Given problem
Output every line of the data exactly as it appears.

Data extract
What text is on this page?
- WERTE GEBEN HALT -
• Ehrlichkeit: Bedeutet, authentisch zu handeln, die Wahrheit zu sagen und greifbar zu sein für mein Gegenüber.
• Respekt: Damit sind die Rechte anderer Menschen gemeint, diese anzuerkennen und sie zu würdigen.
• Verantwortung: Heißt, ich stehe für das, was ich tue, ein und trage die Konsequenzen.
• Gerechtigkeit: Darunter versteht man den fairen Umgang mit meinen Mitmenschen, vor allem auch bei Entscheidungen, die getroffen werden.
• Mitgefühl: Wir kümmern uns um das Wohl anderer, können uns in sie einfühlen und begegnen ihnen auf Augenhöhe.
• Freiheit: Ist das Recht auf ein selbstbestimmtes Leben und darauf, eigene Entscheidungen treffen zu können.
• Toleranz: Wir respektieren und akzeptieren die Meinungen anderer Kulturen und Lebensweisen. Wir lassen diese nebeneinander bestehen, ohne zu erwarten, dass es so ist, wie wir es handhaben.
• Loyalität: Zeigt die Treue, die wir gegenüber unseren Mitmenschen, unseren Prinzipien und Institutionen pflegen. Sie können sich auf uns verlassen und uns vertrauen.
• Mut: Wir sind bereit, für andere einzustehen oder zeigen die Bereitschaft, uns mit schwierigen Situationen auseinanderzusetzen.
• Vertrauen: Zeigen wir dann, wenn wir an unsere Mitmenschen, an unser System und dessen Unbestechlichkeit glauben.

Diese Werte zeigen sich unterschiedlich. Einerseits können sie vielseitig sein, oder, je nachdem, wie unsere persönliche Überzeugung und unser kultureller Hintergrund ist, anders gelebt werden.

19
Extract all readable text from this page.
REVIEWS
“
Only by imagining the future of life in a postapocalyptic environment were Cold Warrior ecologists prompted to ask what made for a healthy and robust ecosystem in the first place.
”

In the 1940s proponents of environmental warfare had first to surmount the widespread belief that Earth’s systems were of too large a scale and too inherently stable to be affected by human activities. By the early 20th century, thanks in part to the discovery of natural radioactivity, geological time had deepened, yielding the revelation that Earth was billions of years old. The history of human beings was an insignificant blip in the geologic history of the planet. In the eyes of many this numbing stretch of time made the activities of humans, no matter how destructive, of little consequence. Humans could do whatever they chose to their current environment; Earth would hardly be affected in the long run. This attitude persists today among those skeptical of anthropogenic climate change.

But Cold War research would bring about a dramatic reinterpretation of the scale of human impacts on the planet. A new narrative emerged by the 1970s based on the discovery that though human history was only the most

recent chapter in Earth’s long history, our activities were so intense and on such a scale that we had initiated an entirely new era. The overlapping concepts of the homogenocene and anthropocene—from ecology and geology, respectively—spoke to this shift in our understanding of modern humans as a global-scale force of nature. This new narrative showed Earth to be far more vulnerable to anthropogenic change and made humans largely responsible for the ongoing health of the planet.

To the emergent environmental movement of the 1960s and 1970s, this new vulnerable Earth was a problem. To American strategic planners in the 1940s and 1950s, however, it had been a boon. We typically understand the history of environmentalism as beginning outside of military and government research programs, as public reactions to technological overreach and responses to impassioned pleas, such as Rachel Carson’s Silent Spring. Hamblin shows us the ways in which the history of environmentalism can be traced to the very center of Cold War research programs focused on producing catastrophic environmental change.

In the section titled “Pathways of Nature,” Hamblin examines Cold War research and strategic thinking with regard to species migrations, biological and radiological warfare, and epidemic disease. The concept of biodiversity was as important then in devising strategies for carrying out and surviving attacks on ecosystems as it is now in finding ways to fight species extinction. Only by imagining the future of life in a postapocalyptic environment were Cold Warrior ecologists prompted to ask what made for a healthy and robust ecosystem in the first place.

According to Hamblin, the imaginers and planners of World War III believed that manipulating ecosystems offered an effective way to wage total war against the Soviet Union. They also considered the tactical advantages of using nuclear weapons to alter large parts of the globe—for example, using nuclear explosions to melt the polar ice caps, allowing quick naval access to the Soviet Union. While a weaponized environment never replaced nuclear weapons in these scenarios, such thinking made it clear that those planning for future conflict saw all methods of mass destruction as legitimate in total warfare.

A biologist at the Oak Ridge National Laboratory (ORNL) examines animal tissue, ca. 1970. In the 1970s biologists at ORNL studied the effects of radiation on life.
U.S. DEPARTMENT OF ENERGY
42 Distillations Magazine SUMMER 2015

Finished task
What text is on this page?
- WERTE GEBEN HALT -
• Ehrlichkeit: Bedeutet, authentisch zu handeln, die Wahrheit zu sagen und greifbar zu sein für mein Gegenüber.
• Respekt: Damit sind die Rechte anderer Menschen gemeint, diese anzuerkennen und sie zu würdigen.
• Verantwortung: Heißt, ich stehe für das, was ich tue, ein und trage die Konsequenzen.
• Gerechtigkeit: Darunter versteht man den fairen Umgang mit meinen Mitmenschen, vor allem auch bei Entscheidungen, die getroffen werden.
• Mitgefühl: Wir kümmern uns um das Wohl anderer, können uns in sie einfühlen und begegnen ihnen auf Augenhöhe.
• Freiheit: Ist das Recht auf ein selbstbestimmtes Leben und darauf, eigene Entscheidungen treffen zu können.
• Toleranz: Wir respektieren und akzeptieren die Meinungen anderer Kulturen und Lebensweisen. Wir lassen diese nebeneinander bestehen, ohne zu erwarten, dass es so ist, wie wir es handhaben.
• Loyalität: Zeigt die Treue, die wir gegenüber unseren Mitmenschen, unseren Prinzipien und Institutionen pflegen. Sie können sich auf uns verlassen und uns vertrauen.
• Mut: Wir sind bereit, für andere einzustehen oder zeigen die Bereitschaft, uns mit schwierigen Situationen auseinanderzusetzen.
• Vertrauen: Zeigen wir dann, wenn wir an unsere Mitmenschen, an unser System und dessen Unbestechlichkeit glauben.

Diese Werte zeigen sich unterschiedlich. Einerseits können sie vielseitig sein, oder, je nachdem, wie unsere persönliche Überzeugung und unser kultureller Hintergrund ist, anders gelebt werden.

19
Extract all readable text from this page.
REVIEWS
“
Only by imagining the future of life in a postapocalyptic environment were Cold Warrior ecologists prompted to ask what made for a healthy and robust ecosystem in the first place.
”

In the 1940s proponents of environmental warfare had first to surmount the widespread belief that Earth’s systems were of too large a scale and too inherently stable to be affected by human activities. By the early 20th century, thanks in part to the discovery of natural radioactivity, geological time had deepened, yielding the revelation that Earth was billions of years old. The history of human beings was an insignificant blip in the geologic history of the planet. In the eyes of many this numbing stretch of time made the activities of humans, no matter how destructive, of little consequence. Humans could do whatever they chose to their current environment; Earth would hardly be affected in the long run. This attitude persists today among those skeptical of anthropogenic climate change.

But Cold War research would bring about a dramatic reinterpretation of the scale of human impacts on the planet. A new narrative emerged by the 1970s based on the discovery that though human history was only the most

recent chapter in Earth’s long history, our activities were so intense and on such a scale that we had initiated an entirely new era. The overlapping concepts of the homogenocene and anthropocene—from ecology and geology, respectively—spoke to this shift in our understanding of modern humans as a global-scale force of nature. This new narrative showed Earth to be far more vulnerable to anthropogenic change and made humans largely responsible for the ongoing health of the planet.

To the emergent environmental movement of the 1960s and 1970s, this new vulnerable Earth was a problem. To American strategic planners in the 1940s and 1950s, however, it had been a boon. We typically understand the history of environmentalism as beginning outside of military and government research programs, as public reactions to technological overreach and responses to impassioned pleas, such as Rachel Carson’s Silent Spring. Hamblin shows us the ways in which the history of environmentalism can be traced to the very center of Cold War research programs focused on producing catastrophic environmental change.

In the section titled “Pathways of Nature,” Hamblin examines Cold War research and strategic thinking with regard to species migrations, biological and radiological warfare, and epidemic disease. The concept of biodiversity was as important then in devising strategies for carrying out and surviving attacks on ecosystems as it is now in finding ways to fight species extinction. Only by imagining the future of life in a postapocalyptic environment were Cold Warrior ecologists prompted to ask what made for a healthy and robust ecosystem in the first place.

According to Hamblin, the imaginers and planners of World War III believed that manipulating ecosystems offered an effective way to wage total war against the Soviet Union. They also considered the tactical advantages of using nuclear weapons to alter large parts of the globe—for example, using nuclear explosions to melt the polar ice caps, allowing quick naval access to the Soviet Union. While a weaponized environment never replaced nuclear weapons in these scenarios, such thinking made it clear that those planning for future conflict saw all methods of mass destruction as legitimate in total warfare.

A biologist at the Oak Ridge National Laboratory (ORNL) examines animal tissue, ca. 1970. In the 1970s biologists at ORNL studied the effects of radiation on life.
U.S. DEPARTMENT OF ENERGY
42 Distillations Magazine SUMMER 2015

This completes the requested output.